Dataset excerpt
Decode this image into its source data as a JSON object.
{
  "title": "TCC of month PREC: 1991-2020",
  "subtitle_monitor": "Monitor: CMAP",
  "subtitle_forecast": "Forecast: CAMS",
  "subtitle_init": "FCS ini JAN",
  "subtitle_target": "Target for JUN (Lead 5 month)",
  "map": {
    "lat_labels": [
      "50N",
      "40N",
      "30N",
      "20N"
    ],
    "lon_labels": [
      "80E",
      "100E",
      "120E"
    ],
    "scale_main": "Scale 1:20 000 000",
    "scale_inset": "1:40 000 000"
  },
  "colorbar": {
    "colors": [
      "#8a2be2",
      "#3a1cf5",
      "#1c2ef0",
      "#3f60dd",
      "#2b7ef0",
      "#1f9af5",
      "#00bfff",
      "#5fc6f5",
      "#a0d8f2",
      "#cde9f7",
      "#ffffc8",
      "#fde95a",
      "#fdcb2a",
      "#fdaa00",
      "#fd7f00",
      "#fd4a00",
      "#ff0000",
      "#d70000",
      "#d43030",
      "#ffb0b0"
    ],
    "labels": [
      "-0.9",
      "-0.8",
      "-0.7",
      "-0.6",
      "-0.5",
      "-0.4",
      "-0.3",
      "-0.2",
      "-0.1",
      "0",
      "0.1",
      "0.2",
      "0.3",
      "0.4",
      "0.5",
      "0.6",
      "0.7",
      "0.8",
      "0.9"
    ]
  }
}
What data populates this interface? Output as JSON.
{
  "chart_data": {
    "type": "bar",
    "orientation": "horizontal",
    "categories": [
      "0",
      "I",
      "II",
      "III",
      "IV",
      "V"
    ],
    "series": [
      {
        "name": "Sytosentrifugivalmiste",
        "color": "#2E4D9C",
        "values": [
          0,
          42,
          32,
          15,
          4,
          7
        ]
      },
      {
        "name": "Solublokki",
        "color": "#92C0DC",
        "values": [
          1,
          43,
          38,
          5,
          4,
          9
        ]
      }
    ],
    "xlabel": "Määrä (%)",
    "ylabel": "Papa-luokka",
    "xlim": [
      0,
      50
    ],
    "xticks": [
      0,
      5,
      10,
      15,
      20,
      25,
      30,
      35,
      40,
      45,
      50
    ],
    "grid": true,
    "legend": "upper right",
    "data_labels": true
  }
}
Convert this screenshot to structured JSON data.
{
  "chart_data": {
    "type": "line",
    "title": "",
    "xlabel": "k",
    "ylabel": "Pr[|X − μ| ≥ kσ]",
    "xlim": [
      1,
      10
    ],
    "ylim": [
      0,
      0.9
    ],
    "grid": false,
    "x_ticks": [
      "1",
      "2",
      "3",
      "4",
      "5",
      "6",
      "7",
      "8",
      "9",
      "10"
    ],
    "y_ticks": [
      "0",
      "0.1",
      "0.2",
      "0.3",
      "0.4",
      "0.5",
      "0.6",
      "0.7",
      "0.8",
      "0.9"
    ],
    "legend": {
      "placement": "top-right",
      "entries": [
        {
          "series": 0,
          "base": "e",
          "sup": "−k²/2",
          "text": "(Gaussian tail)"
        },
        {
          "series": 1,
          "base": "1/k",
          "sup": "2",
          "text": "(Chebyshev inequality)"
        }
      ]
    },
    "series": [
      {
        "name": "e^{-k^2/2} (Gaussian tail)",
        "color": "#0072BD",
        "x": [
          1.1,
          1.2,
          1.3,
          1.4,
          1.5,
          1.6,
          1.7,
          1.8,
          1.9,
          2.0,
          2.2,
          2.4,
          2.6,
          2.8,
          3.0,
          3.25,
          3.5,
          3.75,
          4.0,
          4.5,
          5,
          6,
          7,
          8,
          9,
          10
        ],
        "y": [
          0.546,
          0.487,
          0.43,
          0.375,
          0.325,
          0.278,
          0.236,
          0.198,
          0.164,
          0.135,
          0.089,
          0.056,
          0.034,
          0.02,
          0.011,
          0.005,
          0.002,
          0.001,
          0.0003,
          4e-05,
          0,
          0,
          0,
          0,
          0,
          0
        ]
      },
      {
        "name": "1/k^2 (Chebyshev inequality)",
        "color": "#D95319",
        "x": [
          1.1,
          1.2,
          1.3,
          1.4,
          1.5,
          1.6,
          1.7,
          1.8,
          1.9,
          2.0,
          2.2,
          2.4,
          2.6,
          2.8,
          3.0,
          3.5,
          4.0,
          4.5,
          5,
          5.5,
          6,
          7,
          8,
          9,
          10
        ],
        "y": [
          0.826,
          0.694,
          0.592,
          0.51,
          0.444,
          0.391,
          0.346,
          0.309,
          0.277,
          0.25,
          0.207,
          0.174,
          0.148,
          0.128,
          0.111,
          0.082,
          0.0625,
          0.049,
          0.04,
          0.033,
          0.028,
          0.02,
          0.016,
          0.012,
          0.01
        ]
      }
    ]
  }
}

= EXERCISE PROMPT =
Print the records once more, exactly as they were given.

= REPLY =
Decode this image into its source data as a JSON object.
{
  "title": "TCC of month PREC: 1991-2020",
  "subtitle_monitor": "Monitor: CMAP",
  "subtitle_forecast": "Forecast: CAMS",
  "subtitle_init": "FCS ini JAN",
  "subtitle_target": "Target for JUN (Lead 5 month)",
  "map": {
    "lat_labels": [
      "50N",
      "40N",
      "30N",
      "20N"
    ],
    "lon_labels": [
      "80E",
      "100E",
      "120E"
    ],
    "scale_main": "Scale 1:20 000 000",
    "scale_inset": "1:40 000 000"
  },
  "colorbar": {
    "colors": [
      "#8a2be2",
      "#3a1cf5",
      "#1c2ef0",
      "#3f60dd",
      "#2b7ef0",
      "#1f9af5",
      "#00bfff",
      "#5fc6f5",
      "#a0d8f2",
      "#cde9f7",
      "#ffffc8",
      "#fde95a",
      "#fdcb2a",
      "#fdaa00",
      "#fd7f00",
      "#fd4a00",
      "#ff0000",
      "#d70000",
      "#d43030",
      "#ffb0b0"
    ],
    "labels": [
      "-0.9",
      "-0.8",
      "-0.7",
      "-0.6",
      "-0.5",
      "-0.4",
      "-0.3",
      "-0.2",
      "-0.1",
      "0",
      "0.1",
      "0.2",
      "0.3",
      "0.4",
      "0.5",
      "0.6",
      "0.7",
      "0.8",
      "0.9"
    ]
  }
}
What data populates this interface? Output as JSON.
{
  "chart_data": {
    "type": "bar",
    "orientation": "horizontal",
    "categories": [
      "0",
      "I",
      "II",
      "III",
      "IV",
      "V"
    ],
    "series": [
      {
        "name": "Sytosentrifugivalmiste",
        "color": "#2E4D9C",
        "values": [
          0,
          42,
          32,
          15,
          4,
          7
        ]
      },
      {
        "name": "Solublokki",
        "color": "#92C0DC",
        "values": [
          1,
          43,
          38,
          5,
          4,
          9
        ]
      }
    ],
    "xlabel": "Määrä (%)",
    "ylabel": "Papa-luokka",
    "xlim": [
      0,
      50
    ],
    "xticks": [
      0,
      5,
      10,
      15,
      20,
      25,
      30,
      35,
      40,
      45,
      50
    ],
    "grid": true,
    "legend": "upper right",
    "data_labels": true
  }
}
Convert this screenshot to structured JSON data.
{
  "chart_data": {
    "type": "line",
    "title": "",
    "xlabel": "k",
    "ylabel": "Pr[|X − μ| ≥ kσ]",
    "xlim": [
      1,
      10
    ],
    "ylim": [
      0,
      0.9
    ],
    "grid": false,
    "x_ticks": [
      "1",
      "2",
      "3",
      "4",
      "5",
      "6",
      "7",
      "8",
      "9",
      "10"
    ],
    "y_ticks": [
      "0",
      "0.1",
      "0.2",
      "0.3",
      "0.4",
      "0.5",
      "0.6",
      "0.7",
      "0.8",
      "0.9"
    ],
    "legend": {
      "placement": "top-right",
      "entries": [
        {
          "series": 0,
          "base": "e",
          "sup": "−k²/2",
          "text": "(Gaussian tail)"
        },
        {
          "series": 1,
          "base": "1/k",
          "sup": "2",
          "text": "(Chebyshev inequality)"
        }
      ]
    },
    "series": [
      {
        "name": "e^{-k^2/2} (Gaussian tail)",
        "color": "#0072BD",
        "x": [
          1.1,
          1.2,
          1.3,
          1.4,
          1.5,
          1.6,
          1.7,
          1.8,
          1.9,
          2.0,
          2.2,
          2.4,
          2.6,
          2.8,
          3.0,
          3.25,
          3.5,
          3.75,
          4.0,
          4.5,
          5,
          6,
          7,
          8,
          9,
          10
        ],
        "y": [
          0.546,
          0.487,
          0.43,
          0.375,
          0.325,
          0.278,
          0.236,
          0.198,
          0.164,
          0.135,
          0.089,
          0.056,
          0.034,
          0.02,
          0.011,
          0.005,
          0.002,
          0.001,
          0.0003,
          4e-05,
          0,
          0,
          0,
          0,
          0,
          0
        ]
      },
      {
        "name": "1/k^2 (Chebyshev inequality)",
        "color": "#D95319",
        "x": [
          1.1,
          1.2,
          1.3,
          1.4,
          1.5,
          1.6,
          1.7,
          1.8,
          1.9,
          2.0,
          2.2,
          2.4,
          2.6,
          2.8,
          3.0,
          3.5,
          4.0,
          4.5,
          5,
          5.5,
          6,
          7,
          8,
          9,
          10
        ],
        "y": [
          0.826,
          0.694,
          0.592,
          0.51,
          0.444,
          0.391,
          0.346,
          0.309,
          0.277,
          0.25,
          0.207,
          0.174,
          0.148,
          0.128,
          0.111,
          0.082,
          0.0625,
          0.049,
          0.04,
          0.033,
          0.028,
          0.02,
          0.016,
          0.012,
          0.01
        ]
      }
    ]
  }
}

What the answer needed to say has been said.